* begin *
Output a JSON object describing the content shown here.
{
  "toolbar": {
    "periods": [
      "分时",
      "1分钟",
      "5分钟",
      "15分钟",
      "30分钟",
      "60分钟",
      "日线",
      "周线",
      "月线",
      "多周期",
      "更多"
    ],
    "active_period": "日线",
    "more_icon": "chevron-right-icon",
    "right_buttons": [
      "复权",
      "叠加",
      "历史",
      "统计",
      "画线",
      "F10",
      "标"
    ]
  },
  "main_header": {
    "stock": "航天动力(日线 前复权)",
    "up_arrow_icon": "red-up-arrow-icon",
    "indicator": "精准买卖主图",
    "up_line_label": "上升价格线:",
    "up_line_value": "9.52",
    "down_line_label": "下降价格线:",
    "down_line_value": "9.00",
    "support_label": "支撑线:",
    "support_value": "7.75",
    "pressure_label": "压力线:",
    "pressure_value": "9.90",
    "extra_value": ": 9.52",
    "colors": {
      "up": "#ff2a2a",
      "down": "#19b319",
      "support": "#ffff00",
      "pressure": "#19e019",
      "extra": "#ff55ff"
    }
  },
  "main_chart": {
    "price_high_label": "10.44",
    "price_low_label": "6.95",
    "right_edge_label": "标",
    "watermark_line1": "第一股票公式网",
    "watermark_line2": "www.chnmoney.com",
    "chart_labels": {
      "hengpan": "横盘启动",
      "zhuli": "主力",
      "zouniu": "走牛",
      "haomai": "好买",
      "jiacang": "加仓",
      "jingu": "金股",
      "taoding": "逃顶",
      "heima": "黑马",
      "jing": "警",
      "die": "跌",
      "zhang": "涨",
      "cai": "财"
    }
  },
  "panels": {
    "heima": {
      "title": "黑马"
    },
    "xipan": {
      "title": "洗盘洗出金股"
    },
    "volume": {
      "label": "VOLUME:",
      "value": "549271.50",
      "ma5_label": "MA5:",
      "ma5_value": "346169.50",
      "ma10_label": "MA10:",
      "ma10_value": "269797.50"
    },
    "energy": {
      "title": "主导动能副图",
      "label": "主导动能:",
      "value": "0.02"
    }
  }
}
* end *
• **Goal of the exercise**
Repeat the records exactly, including every line.

• **Exercise answer**
Output a JSON object describing the content shown here.
{
  "toolbar": {
    "periods": [
      "分时",
      "1分钟",
      "5分钟",
      "15分钟",
      "30分钟",
      "60分钟",
      "日线",
      "周线",
      "月线",
      "多周期",
      "更多"
    ],
    "active_period": "日线",
    "more_icon": "chevron-right-icon",
    "right_buttons": [
      "复权",
      "叠加",
      "历史",
      "统计",
      "画线",
      "F10",
      "标"
    ]
  },
  "main_header": {
    "stock": "航天动力(日线 前复权)",
    "up_arrow_icon": "red-up-arrow-icon",
    "indicator": "精准买卖主图",
    "up_line_label": "上升价格线:",
    "up_line_value": "9.52",
    "down_line_label": "下降价格线:",
    "down_line_value": "9.00",
    "support_label": "支撑线:",
    "support_value": "7.75",
    "pressure_label": "压力线:",
    "pressure_value": "9.90",
    "extra_value": ": 9.52",
    "colors": {
      "up": "#ff2a2a",
      "down": "#19b319",
      "support": "#ffff00",
      "pressure": "#19e019",
      "extra": "#ff55ff"
    }
  },
  "main_chart": {
    "price_high_label": "10.44",
    "price_low_label": "6.95",
    "right_edge_label": "标",
    "watermark_line1": "第一股票公式网",
    "watermark_line2": "www.chnmoney.com",
    "chart_labels": {
      "hengpan": "横盘启动",
      "zhuli": "主力",
      "zouniu": "走牛",
      "haomai": "好买",
      "jiacang": "加仓",
      "jingu": "金股",
      "taoding": "逃顶",
      "heima": "黑马",
      "jing": "警",
      "die": "跌",
      "zhang": "涨",
      "cai": "财"
    }
  },
  "panels": {
    "heima": {
      "title": "黑马"
    },
    "xipan": {
      "title": "洗盘洗出金股"
    },
    "volume": {
      "label": "VOLUME:",
      "value": "549271.50",
      "ma5_label": "MA5:",
      "ma5_value": "346169.50",
      "ma10_label": "MA10:",
      "ma10_value": "269797.50"
    },
    "energy": {
      "title": "主导动能副图",
      "label": "主导动能:",
      "value": "0.02"
    }
  }
}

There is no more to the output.